■ Do this ■
Repeat the records word for word, from their first line through the line containing "hidden-word-bar: ______ (56, 417, 392, 465)", with both of those lines included.

● ● ●

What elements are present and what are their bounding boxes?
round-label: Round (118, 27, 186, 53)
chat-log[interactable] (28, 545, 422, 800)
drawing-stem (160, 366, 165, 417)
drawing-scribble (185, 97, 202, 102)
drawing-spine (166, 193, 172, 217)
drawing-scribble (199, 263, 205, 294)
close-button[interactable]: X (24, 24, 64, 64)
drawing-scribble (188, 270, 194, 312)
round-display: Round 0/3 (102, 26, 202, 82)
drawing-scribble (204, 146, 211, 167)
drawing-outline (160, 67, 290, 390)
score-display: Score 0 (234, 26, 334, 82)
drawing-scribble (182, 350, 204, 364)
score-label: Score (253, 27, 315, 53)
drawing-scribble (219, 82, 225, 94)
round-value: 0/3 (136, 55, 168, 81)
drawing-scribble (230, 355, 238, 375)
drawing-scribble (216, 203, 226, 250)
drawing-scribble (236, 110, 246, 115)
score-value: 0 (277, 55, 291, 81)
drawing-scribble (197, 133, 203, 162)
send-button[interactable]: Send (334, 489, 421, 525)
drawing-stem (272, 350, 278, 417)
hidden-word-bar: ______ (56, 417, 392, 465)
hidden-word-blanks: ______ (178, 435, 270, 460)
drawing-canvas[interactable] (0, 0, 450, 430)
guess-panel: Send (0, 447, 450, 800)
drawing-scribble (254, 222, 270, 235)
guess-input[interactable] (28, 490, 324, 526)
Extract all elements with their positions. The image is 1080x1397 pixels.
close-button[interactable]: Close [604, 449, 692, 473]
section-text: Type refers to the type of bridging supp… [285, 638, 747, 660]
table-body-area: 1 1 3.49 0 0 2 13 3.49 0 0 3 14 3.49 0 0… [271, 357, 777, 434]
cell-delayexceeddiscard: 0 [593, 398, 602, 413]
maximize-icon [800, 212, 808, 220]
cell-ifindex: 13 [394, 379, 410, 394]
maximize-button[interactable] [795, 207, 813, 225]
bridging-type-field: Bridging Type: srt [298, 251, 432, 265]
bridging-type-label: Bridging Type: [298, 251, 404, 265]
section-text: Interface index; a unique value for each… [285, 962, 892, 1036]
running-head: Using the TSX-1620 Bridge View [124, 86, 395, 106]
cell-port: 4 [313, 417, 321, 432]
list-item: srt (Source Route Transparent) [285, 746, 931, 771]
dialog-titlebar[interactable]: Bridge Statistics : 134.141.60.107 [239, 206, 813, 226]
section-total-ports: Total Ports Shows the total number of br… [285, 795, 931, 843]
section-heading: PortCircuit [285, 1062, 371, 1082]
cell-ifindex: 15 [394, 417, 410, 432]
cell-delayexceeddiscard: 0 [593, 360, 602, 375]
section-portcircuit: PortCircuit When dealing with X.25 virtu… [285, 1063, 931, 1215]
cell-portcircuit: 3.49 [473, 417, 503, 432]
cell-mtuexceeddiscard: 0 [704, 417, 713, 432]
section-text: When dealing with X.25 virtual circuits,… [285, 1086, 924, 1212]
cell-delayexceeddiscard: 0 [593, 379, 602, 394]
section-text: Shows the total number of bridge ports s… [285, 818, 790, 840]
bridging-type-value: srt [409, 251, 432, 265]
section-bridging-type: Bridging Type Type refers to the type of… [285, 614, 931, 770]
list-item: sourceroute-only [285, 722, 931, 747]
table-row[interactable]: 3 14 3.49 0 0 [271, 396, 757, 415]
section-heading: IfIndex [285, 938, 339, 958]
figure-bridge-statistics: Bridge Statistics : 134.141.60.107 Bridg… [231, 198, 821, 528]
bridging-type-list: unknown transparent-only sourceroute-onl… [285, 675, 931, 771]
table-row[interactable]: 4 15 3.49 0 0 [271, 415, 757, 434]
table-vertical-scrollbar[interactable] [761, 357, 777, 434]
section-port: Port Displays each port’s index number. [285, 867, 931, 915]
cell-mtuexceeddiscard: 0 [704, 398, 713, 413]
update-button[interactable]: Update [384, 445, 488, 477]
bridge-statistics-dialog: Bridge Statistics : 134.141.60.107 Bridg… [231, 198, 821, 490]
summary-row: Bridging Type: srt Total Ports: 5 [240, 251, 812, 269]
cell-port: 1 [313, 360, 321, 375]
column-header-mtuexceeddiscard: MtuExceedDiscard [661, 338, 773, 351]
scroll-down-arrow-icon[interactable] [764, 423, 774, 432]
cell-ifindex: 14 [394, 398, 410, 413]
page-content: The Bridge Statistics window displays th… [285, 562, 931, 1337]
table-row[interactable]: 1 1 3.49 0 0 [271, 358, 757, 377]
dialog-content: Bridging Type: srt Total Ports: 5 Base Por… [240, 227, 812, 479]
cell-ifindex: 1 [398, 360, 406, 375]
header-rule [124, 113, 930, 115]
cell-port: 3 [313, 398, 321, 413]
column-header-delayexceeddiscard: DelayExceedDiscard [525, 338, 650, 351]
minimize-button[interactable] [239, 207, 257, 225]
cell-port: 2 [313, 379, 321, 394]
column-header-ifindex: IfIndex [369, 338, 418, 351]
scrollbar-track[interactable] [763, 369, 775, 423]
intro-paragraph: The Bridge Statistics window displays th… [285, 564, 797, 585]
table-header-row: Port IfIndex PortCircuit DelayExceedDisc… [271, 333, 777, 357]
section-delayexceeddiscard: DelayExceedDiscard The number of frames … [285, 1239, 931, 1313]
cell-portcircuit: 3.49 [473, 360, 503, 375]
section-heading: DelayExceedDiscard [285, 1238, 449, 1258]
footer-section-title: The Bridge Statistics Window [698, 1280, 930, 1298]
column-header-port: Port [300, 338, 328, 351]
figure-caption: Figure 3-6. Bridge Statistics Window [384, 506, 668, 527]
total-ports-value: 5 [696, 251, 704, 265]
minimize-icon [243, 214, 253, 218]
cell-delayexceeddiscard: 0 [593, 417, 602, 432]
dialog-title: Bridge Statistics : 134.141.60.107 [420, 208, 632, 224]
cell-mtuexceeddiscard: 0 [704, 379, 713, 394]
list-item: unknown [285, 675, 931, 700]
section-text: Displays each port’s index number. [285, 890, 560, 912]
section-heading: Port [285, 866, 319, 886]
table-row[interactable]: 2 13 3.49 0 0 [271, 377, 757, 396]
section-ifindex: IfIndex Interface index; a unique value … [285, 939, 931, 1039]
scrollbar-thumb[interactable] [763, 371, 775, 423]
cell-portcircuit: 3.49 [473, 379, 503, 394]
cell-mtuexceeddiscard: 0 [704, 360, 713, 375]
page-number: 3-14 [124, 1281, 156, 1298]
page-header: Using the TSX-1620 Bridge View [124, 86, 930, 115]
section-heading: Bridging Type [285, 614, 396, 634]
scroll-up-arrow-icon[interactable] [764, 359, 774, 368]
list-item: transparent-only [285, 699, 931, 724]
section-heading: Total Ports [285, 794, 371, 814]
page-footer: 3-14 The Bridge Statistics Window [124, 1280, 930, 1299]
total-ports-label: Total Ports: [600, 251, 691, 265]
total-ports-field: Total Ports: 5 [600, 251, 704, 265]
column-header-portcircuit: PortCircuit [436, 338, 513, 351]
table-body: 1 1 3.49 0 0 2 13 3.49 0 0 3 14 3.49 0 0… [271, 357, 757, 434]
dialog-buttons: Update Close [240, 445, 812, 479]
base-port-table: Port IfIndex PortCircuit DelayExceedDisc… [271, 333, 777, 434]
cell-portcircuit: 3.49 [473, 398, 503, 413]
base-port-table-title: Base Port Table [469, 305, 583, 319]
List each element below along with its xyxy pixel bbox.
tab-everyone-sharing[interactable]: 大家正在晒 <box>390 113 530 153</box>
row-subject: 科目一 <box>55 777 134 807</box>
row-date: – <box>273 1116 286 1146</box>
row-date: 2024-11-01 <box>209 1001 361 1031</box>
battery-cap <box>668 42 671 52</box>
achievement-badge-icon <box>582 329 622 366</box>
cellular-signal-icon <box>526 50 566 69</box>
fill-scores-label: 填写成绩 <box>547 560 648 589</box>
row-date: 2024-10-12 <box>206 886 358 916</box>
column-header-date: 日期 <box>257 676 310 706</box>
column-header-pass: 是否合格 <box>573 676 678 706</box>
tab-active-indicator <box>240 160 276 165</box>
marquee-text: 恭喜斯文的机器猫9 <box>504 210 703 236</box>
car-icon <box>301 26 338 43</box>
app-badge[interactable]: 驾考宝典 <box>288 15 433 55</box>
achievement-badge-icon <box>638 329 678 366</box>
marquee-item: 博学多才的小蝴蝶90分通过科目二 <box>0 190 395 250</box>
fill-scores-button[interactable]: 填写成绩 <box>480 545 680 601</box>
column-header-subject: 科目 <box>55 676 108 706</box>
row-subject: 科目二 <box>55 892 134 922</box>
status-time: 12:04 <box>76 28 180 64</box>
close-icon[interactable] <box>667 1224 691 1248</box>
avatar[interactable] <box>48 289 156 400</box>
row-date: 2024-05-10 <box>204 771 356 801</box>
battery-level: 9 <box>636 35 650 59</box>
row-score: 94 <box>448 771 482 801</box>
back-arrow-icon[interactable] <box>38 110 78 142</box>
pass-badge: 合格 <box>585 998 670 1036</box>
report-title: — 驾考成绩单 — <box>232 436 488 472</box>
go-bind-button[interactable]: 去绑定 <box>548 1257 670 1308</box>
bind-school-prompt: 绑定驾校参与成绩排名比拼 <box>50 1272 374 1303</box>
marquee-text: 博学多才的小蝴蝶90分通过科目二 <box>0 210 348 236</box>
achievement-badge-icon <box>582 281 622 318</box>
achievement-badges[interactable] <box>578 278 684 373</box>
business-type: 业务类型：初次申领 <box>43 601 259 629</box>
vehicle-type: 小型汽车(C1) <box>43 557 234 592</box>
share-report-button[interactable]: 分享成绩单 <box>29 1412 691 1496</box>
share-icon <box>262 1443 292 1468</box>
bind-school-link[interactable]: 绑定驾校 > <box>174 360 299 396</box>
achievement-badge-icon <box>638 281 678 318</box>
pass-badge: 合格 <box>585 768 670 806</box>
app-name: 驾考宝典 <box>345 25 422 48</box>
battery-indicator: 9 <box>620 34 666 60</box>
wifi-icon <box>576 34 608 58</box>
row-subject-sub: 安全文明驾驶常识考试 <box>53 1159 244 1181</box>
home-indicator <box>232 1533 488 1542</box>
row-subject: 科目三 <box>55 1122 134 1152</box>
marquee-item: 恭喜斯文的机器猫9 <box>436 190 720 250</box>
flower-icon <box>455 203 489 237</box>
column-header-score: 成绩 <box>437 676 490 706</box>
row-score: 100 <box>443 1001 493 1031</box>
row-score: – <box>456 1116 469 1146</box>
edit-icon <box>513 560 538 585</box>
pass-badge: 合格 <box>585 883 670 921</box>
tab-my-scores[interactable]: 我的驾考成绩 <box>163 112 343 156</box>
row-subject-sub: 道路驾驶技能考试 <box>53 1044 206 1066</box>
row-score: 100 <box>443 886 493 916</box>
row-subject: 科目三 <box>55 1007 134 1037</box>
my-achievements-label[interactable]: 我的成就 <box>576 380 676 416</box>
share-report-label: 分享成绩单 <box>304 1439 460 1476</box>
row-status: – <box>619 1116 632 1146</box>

● ● ●

■ Result ■
What elements are present and what are their bounding boxes?
round-label: Round (118, 27, 186, 53)
chat-log[interactable] (28, 545, 422, 800)
drawing-stem (160, 366, 165, 417)
drawing-scribble (185, 97, 202, 102)
drawing-spine (166, 193, 172, 217)
drawing-scribble (199, 263, 205, 294)
close-button[interactable]: X (24, 24, 64, 64)
drawing-scribble (188, 270, 194, 312)
round-display: Round 0/3 (102, 26, 202, 82)
drawing-scribble (204, 146, 211, 167)
drawing-outline (160, 67, 290, 390)
score-display: Score 0 (234, 26, 334, 82)
drawing-scribble (182, 350, 204, 364)
score-label: Score (253, 27, 315, 53)
drawing-scribble (219, 82, 225, 94)
round-value: 0/3 (136, 55, 168, 81)
drawing-scribble (230, 355, 238, 375)
drawing-scribble (216, 203, 226, 250)
drawing-scribble (236, 110, 246, 115)
score-value: 0 (277, 55, 291, 81)
drawing-scribble (197, 133, 203, 162)
send-button[interactable]: Send (334, 489, 421, 525)
drawing-stem (272, 350, 278, 417)
hidden-word-bar: ______ (56, 417, 392, 465)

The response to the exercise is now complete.